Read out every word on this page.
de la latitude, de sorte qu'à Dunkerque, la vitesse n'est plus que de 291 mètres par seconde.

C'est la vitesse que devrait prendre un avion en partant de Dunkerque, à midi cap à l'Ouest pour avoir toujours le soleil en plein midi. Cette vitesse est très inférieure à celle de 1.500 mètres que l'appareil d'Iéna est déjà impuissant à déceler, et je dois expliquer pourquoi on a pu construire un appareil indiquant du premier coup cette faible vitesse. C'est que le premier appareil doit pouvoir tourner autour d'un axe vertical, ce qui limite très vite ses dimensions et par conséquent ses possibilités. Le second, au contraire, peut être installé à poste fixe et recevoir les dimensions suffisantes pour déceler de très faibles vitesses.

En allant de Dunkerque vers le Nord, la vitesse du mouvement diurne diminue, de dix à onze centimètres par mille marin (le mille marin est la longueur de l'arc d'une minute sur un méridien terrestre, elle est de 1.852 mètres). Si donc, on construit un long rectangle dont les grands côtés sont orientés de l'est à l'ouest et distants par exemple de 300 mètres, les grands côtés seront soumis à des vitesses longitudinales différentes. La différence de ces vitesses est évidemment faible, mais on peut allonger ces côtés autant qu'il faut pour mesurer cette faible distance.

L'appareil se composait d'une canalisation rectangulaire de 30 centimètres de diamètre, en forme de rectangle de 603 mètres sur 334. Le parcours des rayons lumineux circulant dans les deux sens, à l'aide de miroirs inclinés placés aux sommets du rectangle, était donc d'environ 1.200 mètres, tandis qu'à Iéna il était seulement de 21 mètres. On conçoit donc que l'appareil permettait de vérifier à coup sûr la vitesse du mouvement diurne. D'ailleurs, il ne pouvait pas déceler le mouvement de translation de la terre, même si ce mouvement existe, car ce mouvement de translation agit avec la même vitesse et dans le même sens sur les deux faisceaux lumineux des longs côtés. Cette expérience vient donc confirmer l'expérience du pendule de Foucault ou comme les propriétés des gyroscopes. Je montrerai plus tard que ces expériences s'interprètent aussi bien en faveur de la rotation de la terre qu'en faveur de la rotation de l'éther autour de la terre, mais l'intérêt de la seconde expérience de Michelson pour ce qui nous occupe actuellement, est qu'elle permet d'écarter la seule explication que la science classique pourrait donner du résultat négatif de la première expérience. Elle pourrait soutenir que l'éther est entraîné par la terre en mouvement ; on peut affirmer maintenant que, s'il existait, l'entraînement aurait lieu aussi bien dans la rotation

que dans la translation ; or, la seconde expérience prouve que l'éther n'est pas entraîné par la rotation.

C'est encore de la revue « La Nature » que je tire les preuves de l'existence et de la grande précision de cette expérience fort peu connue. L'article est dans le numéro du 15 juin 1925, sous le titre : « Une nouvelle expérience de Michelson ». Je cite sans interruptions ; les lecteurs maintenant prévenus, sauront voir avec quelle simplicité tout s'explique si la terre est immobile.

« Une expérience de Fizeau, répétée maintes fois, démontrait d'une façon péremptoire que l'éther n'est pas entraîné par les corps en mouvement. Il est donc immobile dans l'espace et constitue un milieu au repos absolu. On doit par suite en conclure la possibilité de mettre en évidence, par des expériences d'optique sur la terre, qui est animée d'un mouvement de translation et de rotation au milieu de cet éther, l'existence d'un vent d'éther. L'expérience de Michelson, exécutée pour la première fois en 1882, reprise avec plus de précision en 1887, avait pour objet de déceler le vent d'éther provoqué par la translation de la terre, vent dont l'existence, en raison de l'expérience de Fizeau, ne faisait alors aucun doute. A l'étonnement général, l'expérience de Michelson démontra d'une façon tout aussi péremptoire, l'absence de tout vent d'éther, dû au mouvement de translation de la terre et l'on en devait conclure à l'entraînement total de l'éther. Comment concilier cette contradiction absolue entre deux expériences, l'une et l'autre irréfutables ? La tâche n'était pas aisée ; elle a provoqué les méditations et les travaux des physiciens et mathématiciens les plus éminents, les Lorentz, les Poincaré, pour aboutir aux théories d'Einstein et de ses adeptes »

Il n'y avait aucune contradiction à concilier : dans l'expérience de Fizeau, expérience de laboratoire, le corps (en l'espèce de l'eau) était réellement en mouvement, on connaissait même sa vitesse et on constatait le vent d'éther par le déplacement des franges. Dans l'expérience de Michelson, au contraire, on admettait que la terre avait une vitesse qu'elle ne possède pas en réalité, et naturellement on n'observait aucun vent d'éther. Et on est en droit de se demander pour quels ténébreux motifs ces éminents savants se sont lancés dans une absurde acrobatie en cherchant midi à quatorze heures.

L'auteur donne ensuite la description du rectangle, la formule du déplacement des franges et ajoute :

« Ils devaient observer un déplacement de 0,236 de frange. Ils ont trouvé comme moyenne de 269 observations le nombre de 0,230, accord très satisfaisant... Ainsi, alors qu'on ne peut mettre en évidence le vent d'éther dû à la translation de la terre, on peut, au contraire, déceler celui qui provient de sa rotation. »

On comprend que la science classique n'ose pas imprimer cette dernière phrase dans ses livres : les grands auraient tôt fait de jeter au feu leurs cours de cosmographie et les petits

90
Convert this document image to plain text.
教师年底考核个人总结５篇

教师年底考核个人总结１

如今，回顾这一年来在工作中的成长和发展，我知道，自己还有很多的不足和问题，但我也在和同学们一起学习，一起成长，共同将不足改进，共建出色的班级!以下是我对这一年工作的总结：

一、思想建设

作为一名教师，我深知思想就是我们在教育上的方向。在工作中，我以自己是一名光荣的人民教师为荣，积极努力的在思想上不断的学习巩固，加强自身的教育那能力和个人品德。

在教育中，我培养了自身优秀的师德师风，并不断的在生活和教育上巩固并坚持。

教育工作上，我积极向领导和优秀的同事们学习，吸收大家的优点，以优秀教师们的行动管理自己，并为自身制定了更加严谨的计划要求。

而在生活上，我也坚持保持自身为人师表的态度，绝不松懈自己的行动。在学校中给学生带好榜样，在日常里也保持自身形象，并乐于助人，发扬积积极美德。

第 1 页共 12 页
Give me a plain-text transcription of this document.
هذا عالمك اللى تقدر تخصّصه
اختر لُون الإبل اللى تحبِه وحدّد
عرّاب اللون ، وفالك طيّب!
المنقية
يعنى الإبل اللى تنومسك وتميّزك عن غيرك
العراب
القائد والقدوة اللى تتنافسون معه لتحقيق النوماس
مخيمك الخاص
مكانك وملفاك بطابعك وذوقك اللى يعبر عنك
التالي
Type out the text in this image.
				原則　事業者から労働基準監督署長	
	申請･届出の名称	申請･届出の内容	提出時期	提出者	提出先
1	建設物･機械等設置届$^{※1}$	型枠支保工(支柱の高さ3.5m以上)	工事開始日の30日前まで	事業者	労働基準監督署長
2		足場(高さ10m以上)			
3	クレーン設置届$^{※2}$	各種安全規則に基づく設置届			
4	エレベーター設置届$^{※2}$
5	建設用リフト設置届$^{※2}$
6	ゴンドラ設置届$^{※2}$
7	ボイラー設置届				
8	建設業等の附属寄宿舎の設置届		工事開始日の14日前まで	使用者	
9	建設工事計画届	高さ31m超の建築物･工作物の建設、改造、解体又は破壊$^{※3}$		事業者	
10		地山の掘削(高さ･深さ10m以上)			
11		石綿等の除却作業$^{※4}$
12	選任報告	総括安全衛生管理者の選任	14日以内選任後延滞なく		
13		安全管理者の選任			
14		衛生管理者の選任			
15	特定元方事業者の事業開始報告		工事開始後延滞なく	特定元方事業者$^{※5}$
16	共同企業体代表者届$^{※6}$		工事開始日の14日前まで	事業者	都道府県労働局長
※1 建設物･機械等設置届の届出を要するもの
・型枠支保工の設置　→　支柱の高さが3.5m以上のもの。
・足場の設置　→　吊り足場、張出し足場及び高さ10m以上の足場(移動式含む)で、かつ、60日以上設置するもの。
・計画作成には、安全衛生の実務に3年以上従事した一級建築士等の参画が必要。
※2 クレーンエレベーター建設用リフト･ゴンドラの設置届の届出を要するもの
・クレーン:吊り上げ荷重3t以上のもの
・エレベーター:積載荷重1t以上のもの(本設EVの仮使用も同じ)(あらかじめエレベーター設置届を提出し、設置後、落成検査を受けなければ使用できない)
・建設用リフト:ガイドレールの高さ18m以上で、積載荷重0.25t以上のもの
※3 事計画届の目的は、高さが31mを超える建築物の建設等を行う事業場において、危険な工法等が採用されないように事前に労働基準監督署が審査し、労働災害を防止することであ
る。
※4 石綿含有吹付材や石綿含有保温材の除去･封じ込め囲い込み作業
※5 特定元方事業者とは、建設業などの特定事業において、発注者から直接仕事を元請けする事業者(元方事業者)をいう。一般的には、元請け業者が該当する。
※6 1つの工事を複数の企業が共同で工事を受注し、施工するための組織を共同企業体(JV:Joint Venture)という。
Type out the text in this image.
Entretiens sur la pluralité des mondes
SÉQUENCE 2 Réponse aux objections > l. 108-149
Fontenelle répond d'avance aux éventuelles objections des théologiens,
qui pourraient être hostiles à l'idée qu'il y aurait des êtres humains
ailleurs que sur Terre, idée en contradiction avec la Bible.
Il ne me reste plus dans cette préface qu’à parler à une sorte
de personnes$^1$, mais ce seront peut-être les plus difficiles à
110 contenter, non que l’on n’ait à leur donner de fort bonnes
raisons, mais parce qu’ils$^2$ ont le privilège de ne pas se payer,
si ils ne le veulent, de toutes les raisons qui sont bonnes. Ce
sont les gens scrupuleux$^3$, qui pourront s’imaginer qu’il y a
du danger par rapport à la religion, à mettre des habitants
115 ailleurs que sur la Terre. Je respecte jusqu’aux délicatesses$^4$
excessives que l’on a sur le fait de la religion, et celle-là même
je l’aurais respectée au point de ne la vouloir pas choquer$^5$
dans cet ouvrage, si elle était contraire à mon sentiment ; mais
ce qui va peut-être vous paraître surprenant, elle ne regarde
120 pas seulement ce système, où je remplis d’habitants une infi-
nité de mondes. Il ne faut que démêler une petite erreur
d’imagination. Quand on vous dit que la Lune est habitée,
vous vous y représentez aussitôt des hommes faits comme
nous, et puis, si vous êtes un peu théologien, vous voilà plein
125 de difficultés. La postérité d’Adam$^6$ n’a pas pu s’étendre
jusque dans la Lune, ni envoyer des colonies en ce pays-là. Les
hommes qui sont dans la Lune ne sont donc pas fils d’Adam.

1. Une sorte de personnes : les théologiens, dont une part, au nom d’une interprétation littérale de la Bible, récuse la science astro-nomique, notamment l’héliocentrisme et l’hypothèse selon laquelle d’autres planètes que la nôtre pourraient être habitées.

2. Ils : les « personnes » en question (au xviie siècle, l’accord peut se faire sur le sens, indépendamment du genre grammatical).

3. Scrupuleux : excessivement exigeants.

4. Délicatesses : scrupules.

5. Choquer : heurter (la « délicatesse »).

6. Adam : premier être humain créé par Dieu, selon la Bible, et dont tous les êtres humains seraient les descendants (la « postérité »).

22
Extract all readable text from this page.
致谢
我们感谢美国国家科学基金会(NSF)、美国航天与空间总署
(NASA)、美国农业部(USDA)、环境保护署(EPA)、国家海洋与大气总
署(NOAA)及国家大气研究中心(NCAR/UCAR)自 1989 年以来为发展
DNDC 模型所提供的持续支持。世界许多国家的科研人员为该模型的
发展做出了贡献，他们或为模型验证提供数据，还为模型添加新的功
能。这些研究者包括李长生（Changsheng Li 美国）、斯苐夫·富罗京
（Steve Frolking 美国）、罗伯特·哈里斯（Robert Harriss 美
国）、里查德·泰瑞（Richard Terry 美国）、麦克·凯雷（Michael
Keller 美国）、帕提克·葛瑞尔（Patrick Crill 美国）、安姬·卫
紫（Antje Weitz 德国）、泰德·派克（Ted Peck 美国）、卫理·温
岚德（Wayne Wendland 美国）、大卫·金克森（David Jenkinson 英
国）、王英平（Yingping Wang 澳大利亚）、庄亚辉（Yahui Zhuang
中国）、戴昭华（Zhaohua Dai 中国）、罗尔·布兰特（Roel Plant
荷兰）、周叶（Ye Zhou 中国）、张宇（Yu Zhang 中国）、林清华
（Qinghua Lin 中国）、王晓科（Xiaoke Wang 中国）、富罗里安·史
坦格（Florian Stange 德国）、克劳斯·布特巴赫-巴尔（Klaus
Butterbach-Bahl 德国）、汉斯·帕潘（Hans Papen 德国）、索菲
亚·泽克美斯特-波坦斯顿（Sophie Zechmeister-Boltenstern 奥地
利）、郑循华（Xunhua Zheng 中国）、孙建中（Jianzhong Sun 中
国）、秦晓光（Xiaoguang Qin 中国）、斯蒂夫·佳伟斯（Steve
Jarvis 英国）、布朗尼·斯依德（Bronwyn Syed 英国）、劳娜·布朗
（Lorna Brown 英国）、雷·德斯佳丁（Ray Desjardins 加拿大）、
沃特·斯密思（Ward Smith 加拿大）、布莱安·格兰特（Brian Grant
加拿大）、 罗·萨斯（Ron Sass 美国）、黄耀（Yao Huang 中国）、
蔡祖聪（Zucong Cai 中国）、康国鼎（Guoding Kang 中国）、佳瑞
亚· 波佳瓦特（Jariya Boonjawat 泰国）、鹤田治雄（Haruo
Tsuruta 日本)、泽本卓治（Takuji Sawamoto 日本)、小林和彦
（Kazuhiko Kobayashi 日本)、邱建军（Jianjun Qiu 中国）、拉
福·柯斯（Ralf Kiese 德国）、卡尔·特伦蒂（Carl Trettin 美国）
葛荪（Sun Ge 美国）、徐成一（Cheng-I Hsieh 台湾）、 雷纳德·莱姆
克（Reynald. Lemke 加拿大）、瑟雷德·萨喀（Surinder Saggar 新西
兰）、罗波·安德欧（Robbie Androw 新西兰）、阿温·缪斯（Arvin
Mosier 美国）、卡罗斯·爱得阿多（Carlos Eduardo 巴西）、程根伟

————

- Do this:
Give the number of lines in the entries above that include the string "faut". No other output is expected.

- Answer to the problem:
2